◆ Your goal ◆
Report the total number of lines that include the string "aspx", without any other text.

Dataset items

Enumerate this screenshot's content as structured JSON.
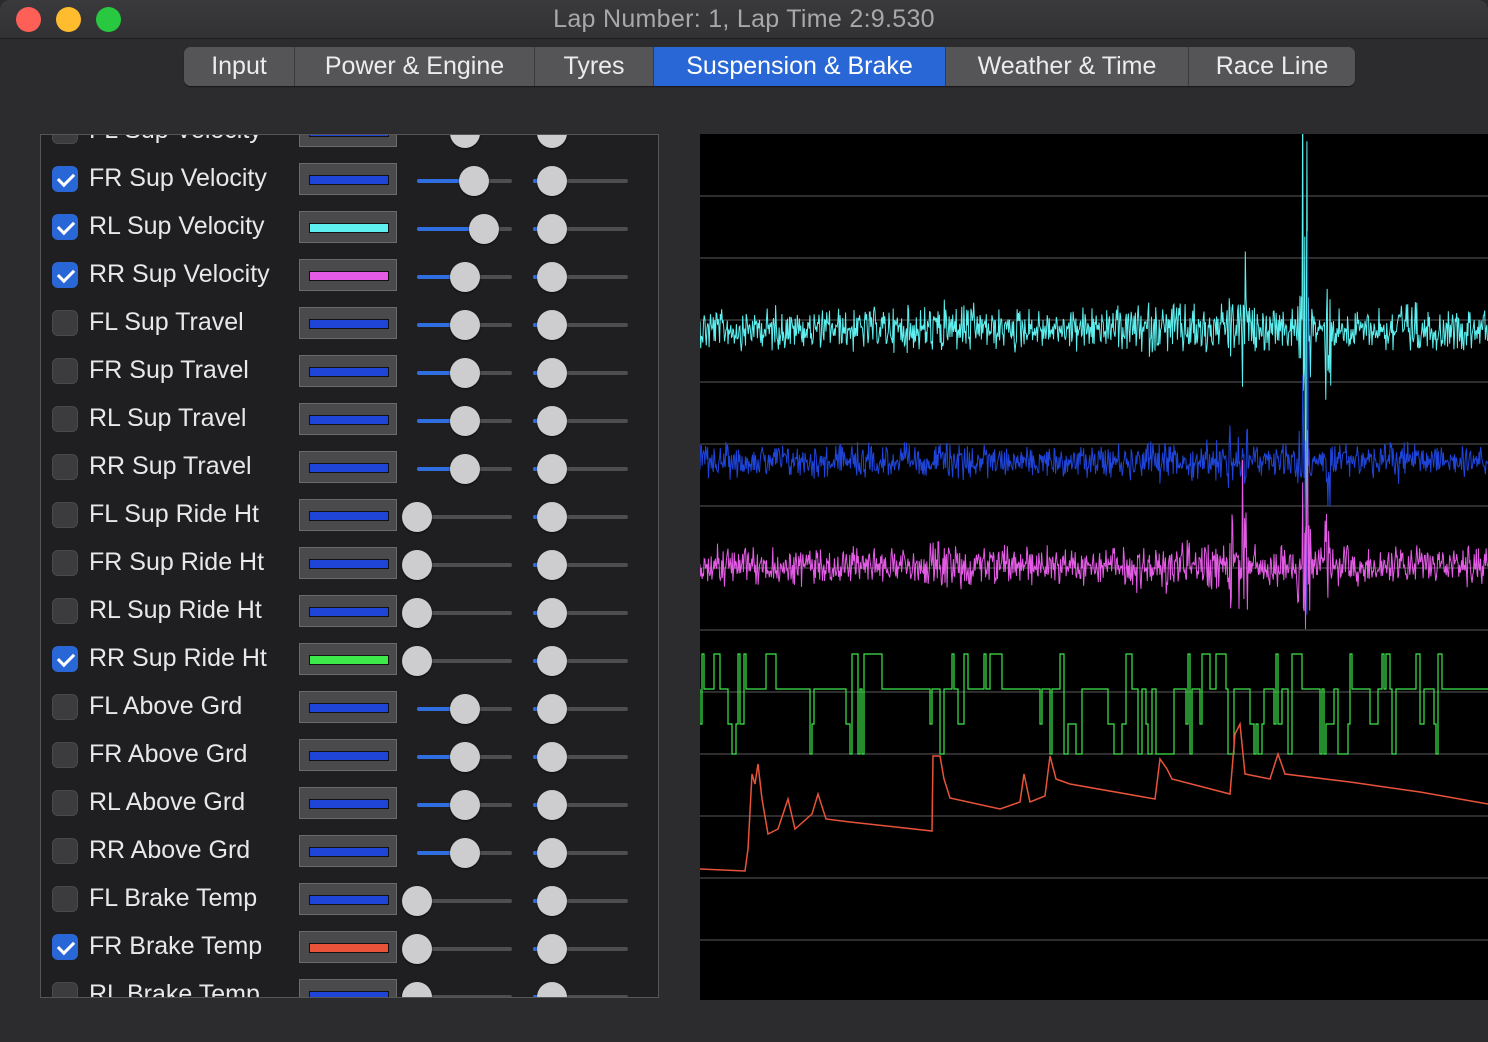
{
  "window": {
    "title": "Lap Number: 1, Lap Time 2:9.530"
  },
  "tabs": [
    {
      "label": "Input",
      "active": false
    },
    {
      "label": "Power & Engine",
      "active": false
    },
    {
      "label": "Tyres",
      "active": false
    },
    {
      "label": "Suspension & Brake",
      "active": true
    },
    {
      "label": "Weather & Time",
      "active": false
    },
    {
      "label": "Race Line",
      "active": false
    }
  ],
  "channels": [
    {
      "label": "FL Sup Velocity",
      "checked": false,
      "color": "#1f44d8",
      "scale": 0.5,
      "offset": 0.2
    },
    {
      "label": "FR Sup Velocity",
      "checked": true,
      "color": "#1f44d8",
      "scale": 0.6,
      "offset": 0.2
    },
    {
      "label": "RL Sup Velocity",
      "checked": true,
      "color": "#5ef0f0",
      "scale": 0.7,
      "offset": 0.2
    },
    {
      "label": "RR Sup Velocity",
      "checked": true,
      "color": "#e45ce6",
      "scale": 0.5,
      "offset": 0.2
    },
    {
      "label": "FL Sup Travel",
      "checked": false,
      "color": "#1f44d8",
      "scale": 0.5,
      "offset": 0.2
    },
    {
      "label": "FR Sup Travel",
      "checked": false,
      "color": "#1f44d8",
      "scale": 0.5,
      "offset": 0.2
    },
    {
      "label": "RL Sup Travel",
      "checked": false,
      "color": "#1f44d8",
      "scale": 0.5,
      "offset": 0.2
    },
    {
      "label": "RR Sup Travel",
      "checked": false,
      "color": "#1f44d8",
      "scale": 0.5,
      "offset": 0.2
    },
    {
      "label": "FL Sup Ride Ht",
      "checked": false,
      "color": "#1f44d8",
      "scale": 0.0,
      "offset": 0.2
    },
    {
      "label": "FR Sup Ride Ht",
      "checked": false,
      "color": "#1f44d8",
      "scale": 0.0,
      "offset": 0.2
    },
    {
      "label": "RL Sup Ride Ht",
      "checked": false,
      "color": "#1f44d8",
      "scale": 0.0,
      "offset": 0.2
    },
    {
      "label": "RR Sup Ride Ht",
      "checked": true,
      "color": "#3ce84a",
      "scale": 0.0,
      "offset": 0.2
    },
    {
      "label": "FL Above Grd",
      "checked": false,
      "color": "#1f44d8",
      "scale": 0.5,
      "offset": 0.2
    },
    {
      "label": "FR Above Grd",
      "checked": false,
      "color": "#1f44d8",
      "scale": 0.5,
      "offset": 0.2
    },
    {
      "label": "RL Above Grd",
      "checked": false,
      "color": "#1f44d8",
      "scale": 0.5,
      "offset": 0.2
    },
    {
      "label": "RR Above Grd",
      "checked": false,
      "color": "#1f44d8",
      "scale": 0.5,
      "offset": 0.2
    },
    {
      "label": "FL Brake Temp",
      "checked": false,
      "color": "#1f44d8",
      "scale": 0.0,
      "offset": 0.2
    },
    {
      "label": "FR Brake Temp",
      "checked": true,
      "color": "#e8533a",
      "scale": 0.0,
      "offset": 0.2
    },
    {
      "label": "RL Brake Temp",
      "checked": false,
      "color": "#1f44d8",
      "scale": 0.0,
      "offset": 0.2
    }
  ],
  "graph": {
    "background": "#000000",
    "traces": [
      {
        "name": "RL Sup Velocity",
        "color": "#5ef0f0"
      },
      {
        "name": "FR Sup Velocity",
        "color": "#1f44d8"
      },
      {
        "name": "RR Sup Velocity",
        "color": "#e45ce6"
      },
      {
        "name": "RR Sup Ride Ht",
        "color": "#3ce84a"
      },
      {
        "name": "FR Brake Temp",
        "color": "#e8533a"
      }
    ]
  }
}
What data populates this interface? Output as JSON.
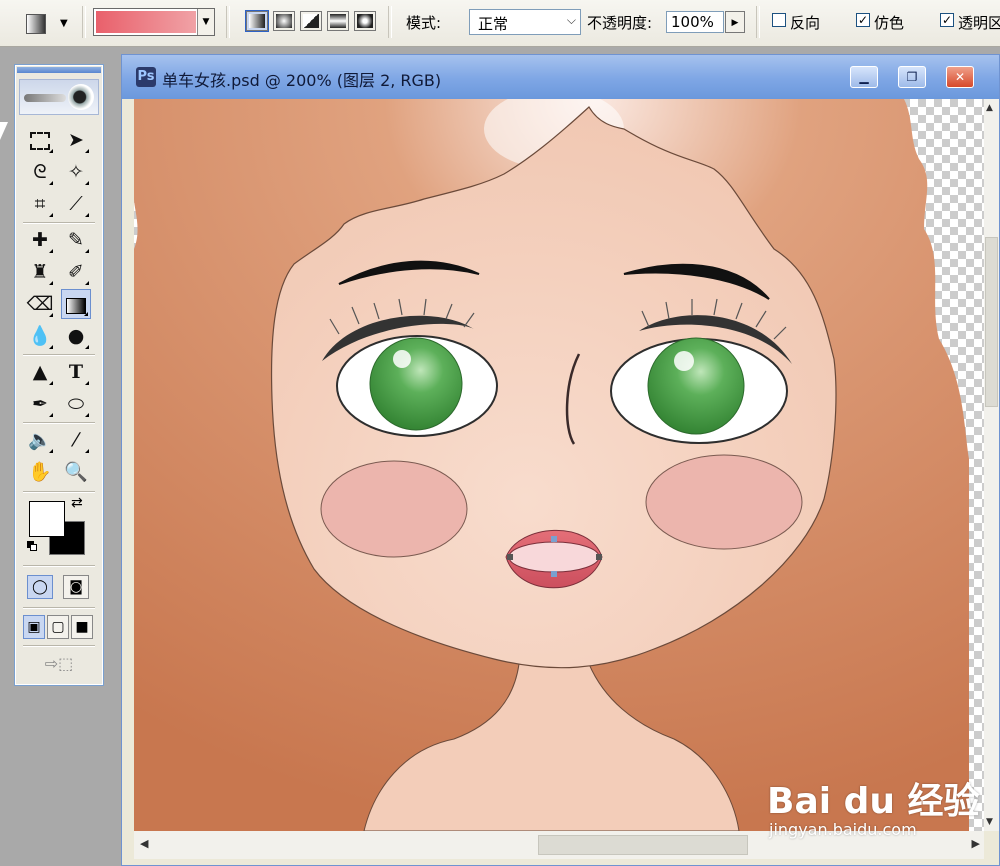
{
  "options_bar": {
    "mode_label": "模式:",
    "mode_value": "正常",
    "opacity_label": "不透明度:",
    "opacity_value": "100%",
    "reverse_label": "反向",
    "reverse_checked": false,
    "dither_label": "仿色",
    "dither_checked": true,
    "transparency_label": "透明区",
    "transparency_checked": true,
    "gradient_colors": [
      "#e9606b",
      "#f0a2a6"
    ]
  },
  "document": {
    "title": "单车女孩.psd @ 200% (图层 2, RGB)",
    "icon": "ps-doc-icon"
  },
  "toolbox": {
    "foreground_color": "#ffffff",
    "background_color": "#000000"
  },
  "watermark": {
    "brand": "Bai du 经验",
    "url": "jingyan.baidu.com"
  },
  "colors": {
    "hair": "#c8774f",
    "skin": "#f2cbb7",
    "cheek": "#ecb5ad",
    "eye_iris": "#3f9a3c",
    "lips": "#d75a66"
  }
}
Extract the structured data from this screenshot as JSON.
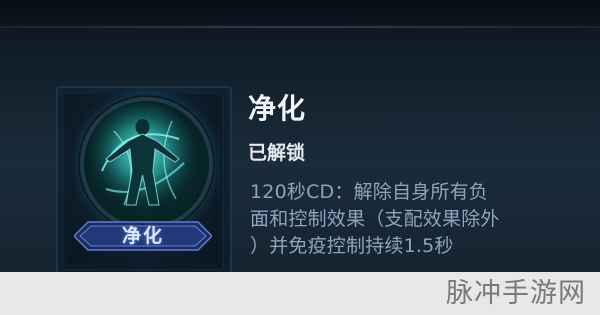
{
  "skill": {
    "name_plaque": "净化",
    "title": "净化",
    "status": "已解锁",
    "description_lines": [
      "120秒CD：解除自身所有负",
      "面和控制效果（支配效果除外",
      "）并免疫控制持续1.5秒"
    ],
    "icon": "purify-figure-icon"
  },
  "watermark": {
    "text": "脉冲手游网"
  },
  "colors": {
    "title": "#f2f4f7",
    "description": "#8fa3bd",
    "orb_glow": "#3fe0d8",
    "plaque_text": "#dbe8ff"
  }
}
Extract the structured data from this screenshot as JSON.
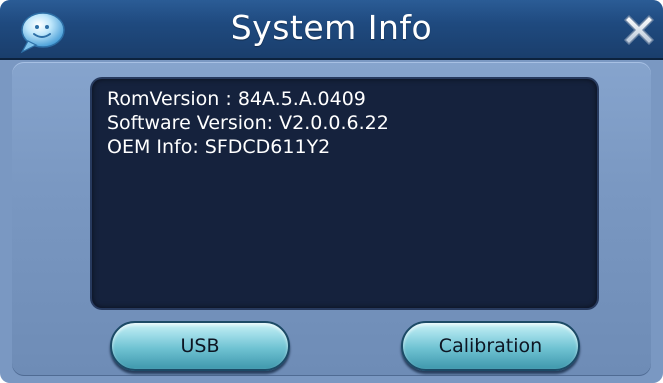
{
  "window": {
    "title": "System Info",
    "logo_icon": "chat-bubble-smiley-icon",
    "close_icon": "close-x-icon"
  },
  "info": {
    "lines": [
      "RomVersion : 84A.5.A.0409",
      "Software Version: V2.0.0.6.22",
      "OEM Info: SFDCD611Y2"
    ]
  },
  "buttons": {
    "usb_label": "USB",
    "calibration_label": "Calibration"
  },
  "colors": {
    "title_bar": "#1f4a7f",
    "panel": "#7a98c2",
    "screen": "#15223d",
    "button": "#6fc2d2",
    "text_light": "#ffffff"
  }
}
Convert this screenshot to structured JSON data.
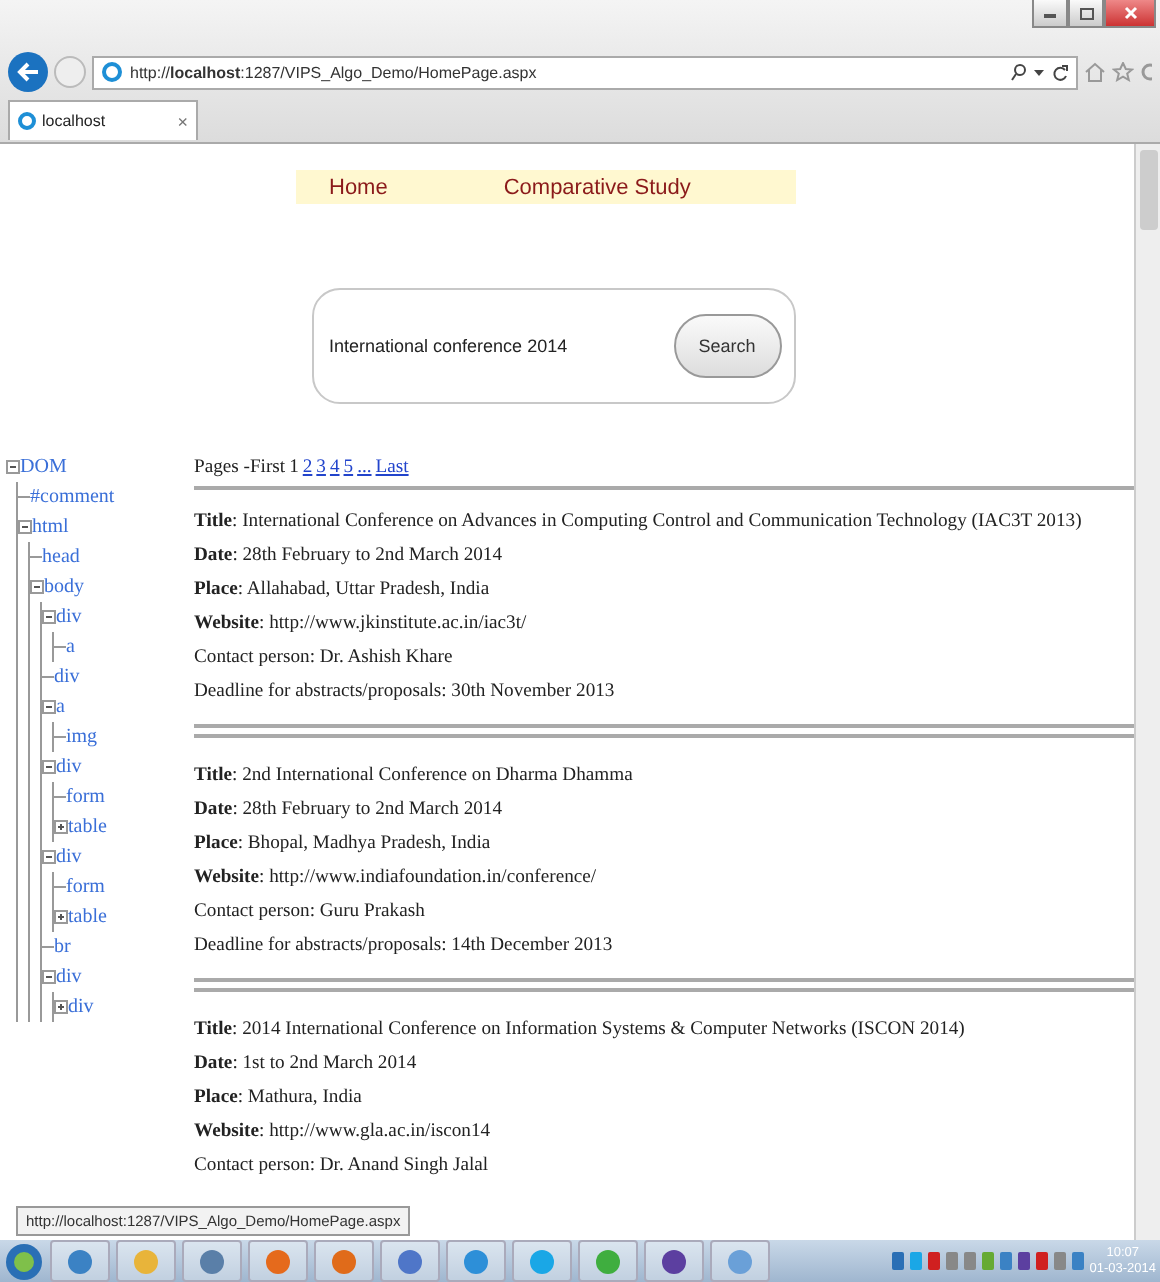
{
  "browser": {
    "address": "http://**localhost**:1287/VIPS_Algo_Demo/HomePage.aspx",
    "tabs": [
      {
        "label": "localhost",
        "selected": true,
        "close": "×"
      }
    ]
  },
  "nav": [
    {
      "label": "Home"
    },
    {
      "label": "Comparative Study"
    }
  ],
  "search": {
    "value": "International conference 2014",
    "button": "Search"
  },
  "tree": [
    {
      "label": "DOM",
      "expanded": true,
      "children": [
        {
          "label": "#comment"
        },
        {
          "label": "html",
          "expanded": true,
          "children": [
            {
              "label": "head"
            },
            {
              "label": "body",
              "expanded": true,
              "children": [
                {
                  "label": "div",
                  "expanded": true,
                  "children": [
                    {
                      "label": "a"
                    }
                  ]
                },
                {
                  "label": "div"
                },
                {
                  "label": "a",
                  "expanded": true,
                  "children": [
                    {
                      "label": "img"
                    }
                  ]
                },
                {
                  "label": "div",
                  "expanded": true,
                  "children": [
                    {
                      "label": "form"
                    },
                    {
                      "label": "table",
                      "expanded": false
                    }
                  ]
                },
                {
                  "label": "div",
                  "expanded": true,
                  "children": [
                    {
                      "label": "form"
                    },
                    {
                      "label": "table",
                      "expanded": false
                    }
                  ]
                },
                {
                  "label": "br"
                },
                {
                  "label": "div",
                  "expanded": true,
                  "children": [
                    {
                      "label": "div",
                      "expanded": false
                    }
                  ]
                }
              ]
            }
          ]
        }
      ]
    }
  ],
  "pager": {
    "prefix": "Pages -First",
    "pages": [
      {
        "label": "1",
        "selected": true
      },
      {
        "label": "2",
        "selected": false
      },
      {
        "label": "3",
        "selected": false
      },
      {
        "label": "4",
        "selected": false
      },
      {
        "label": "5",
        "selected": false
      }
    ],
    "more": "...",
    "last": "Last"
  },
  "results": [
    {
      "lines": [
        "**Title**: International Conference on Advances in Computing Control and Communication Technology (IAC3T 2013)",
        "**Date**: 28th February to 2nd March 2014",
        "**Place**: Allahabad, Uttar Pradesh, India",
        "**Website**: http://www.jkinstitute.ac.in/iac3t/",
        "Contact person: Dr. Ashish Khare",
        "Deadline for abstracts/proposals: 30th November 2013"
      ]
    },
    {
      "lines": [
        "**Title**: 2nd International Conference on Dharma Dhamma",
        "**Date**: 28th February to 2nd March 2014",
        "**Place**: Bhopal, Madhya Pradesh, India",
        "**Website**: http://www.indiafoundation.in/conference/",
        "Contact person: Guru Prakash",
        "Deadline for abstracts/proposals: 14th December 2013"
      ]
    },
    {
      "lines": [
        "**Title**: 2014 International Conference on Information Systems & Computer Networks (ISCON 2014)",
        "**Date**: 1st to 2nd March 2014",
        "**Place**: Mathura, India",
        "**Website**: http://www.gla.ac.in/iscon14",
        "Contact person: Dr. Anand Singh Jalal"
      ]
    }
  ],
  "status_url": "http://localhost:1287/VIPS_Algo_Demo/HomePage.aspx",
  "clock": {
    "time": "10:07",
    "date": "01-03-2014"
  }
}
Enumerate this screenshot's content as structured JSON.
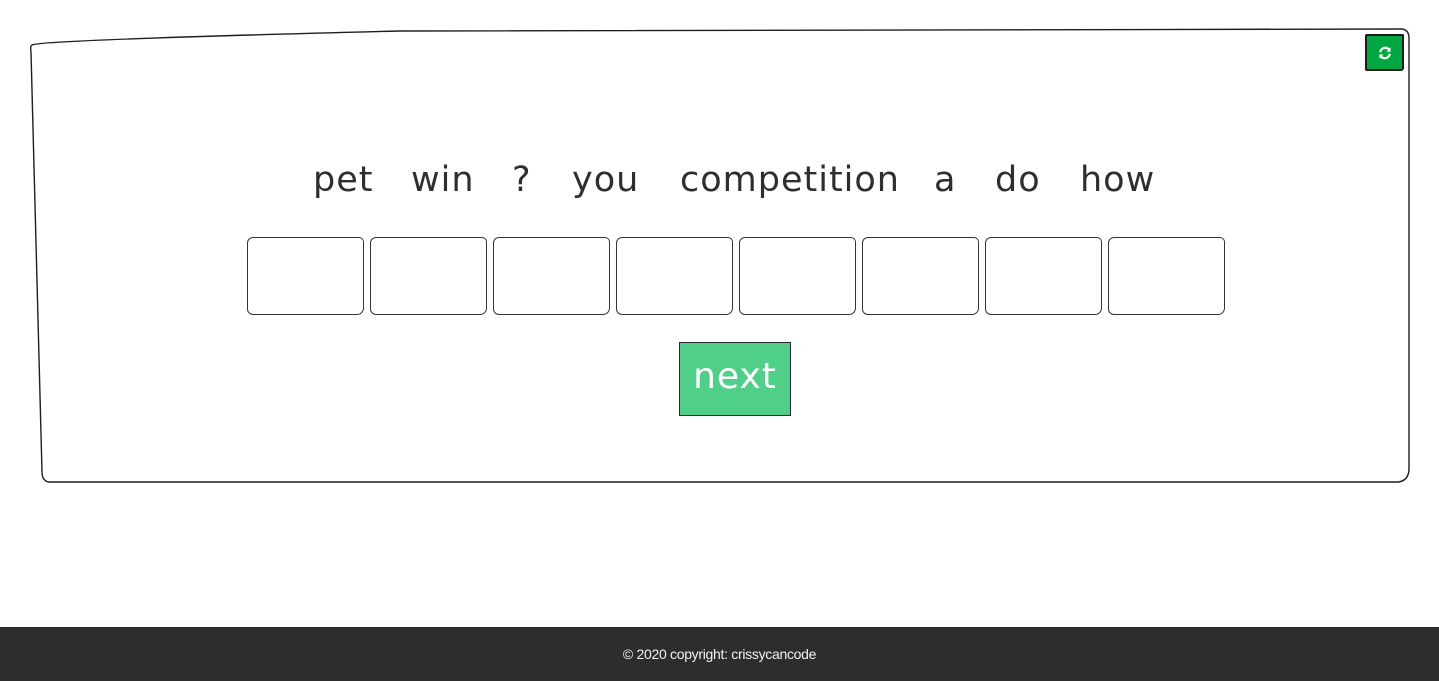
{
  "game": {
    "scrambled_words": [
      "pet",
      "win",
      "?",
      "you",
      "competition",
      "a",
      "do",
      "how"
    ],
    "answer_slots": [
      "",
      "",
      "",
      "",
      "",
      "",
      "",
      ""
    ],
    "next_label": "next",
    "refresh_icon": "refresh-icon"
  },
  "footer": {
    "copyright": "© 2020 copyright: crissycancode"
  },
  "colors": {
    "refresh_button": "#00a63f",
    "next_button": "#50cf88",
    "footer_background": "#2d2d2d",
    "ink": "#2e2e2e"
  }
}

◆ Solution to this task ◆
2